The task
Transcribe every line exactly. Leave the pictures behind.
:: Dataset excerpts ::
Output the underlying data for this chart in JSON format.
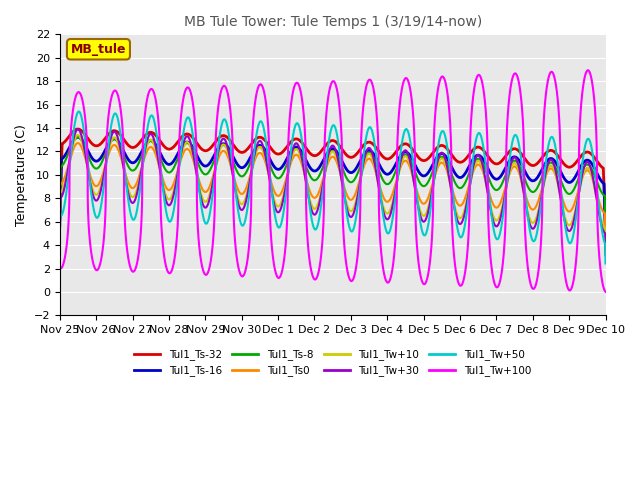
{
  "title": "MB Tule Tower: Tule Temps 1 (3/19/14-now)",
  "ylabel": "Temperature (C)",
  "ylim": [
    -2,
    22
  ],
  "yticks": [
    -2,
    0,
    2,
    4,
    6,
    8,
    10,
    12,
    14,
    16,
    18,
    20,
    22
  ],
  "background_color": "#ffffff",
  "plot_bg_color": "#e8e8e8",
  "legend_box_label": "MB_tule",
  "legend_box_color": "#ffff00",
  "legend_box_border": "#996600",
  "series": [
    {
      "label": "Tul1_Ts-32",
      "color": "#dd0000",
      "lw": 2.0
    },
    {
      "label": "Tul1_Ts-16",
      "color": "#0000cc",
      "lw": 2.0
    },
    {
      "label": "Tul1_Ts-8",
      "color": "#00aa00",
      "lw": 1.5
    },
    {
      "label": "Tul1_Ts0",
      "color": "#ff8800",
      "lw": 1.5
    },
    {
      "label": "Tul1_Tw+10",
      "color": "#cccc00",
      "lw": 1.5
    },
    {
      "label": "Tul1_Tw+30",
      "color": "#9900cc",
      "lw": 1.5
    },
    {
      "label": "Tul1_Tw+50",
      "color": "#00cccc",
      "lw": 1.5
    },
    {
      "label": "Tul1_Tw+100",
      "color": "#ff00ff",
      "lw": 1.5
    }
  ],
  "tick_labels": [
    "Nov 25",
    "Nov 26",
    "Nov 27",
    "Nov 28",
    "Nov 29",
    "Nov 30",
    "Dec 1",
    "Dec 2",
    "Dec 3",
    "Dec 4",
    "Dec 5",
    "Dec 6",
    "Dec 7",
    "Dec 8",
    "Dec 9",
    "Dec 10"
  ]
}
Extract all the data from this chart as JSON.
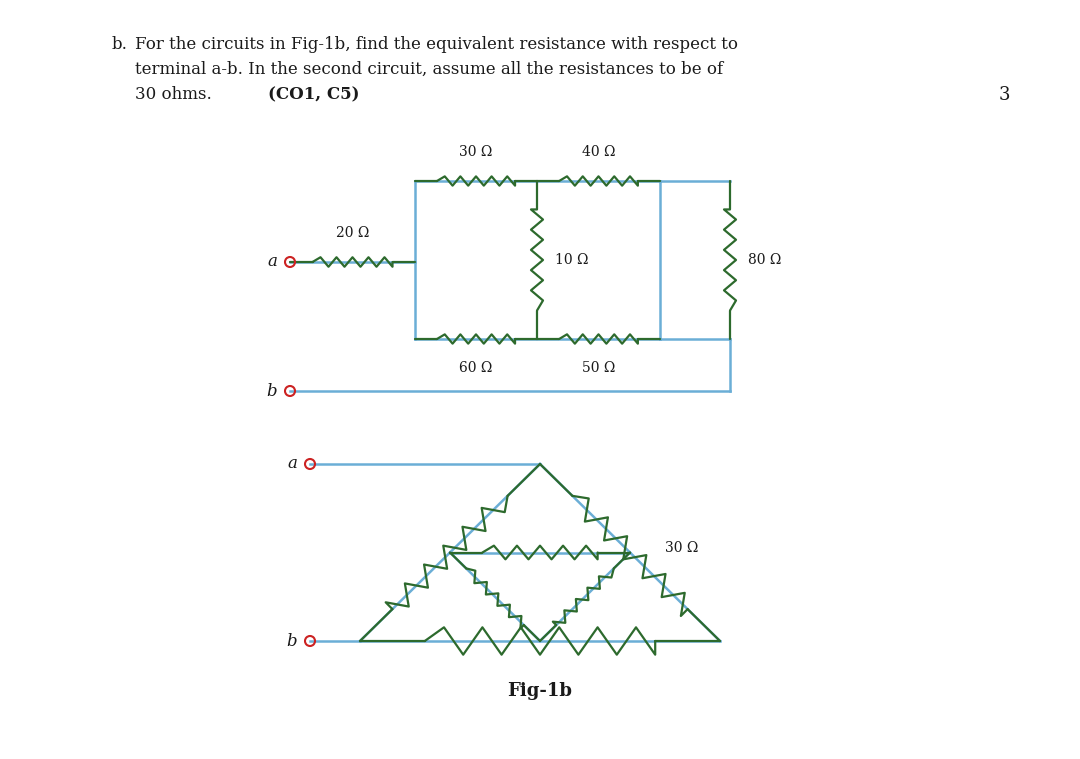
{
  "title_line1": "b.  For the circuits in Fig-1b, find the equivalent resistance with respect to",
  "title_line2": "    terminal a-b. In the second circuit, assume all the resistances to be of",
  "title_line3": "    30 ohms.        (CO1, C5)",
  "bold_part": "(CO1, C5)",
  "score": "3",
  "fig_label": "Fig-1b",
  "wire_color1": "#6baed6",
  "resistor_color1": "#2d6a2d",
  "wire_color2": "#6baed6",
  "resistor_color2": "#2d6a2d",
  "bg_color": "#ffffff",
  "text_color": "#1a1a1a",
  "terminal_color": "#cc2222",
  "c1_labels": [
    "20 Ω",
    "30 Ω",
    "40 Ω",
    "10 Ω",
    "60 Ω",
    "50 Ω",
    "80 Ω"
  ],
  "c2_label": "30 Ω"
}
:::
Task response
Output the underlying data for this chart in JSON format.
{
  "title": "MB Tule Tower: Tule Temps 1 (3/19/14-now)",
  "ylabel": "Temperature (C)",
  "ylim": [
    -2,
    22
  ],
  "yticks": [
    -2,
    0,
    2,
    4,
    6,
    8,
    10,
    12,
    14,
    16,
    18,
    20,
    22
  ],
  "background_color": "#ffffff",
  "plot_bg_color": "#e8e8e8",
  "legend_box_label": "MB_tule",
  "legend_box_color": "#ffff00",
  "legend_box_border": "#996600",
  "series": [
    {
      "label": "Tul1_Ts-32",
      "color": "#dd0000",
      "lw": 2.0
    },
    {
      "label": "Tul1_Ts-16",
      "color": "#0000cc",
      "lw": 2.0
    },
    {
      "label": "Tul1_Ts-8",
      "color": "#00aa00",
      "lw": 1.5
    },
    {
      "label": "Tul1_Ts0",
      "color": "#ff8800",
      "lw": 1.5
    },
    {
      "label": "Tul1_Tw+10",
      "color": "#cccc00",
      "lw": 1.5
    },
    {
      "label": "Tul1_Tw+30",
      "color": "#9900cc",
      "lw": 1.5
    },
    {
      "label": "Tul1_Tw+50",
      "color": "#00cccc",
      "lw": 1.5
    },
    {
      "label": "Tul1_Tw+100",
      "color": "#ff00ff",
      "lw": 1.5
    }
  ],
  "tick_labels": [
    "Nov 25",
    "Nov 26",
    "Nov 27",
    "Nov 28",
    "Nov 29",
    "Nov 30",
    "Dec 1",
    "Dec 2",
    "Dec 3",
    "Dec 4",
    "Dec 5",
    "Dec 6",
    "Dec 7",
    "Dec 8",
    "Dec 9",
    "Dec 10"
  ]
}
Extract all the data from this chart as JSON.
{
  "title_line1": "b.  For the circuits in Fig-1b, find the equivalent resistance with respect to",
  "title_line2": "    terminal a-b. In the second circuit, assume all the resistances to be of",
  "title_line3": "    30 ohms.        (CO1, C5)",
  "bold_part": "(CO1, C5)",
  "score": "3",
  "fig_label": "Fig-1b",
  "wire_color1": "#6baed6",
  "resistor_color1": "#2d6a2d",
  "wire_color2": "#6baed6",
  "resistor_color2": "#2d6a2d",
  "bg_color": "#ffffff",
  "text_color": "#1a1a1a",
  "terminal_color": "#cc2222",
  "c1_labels": [
    "20 Ω",
    "30 Ω",
    "40 Ω",
    "10 Ω",
    "60 Ω",
    "50 Ω",
    "80 Ω"
  ],
  "c2_label": "30 Ω"
}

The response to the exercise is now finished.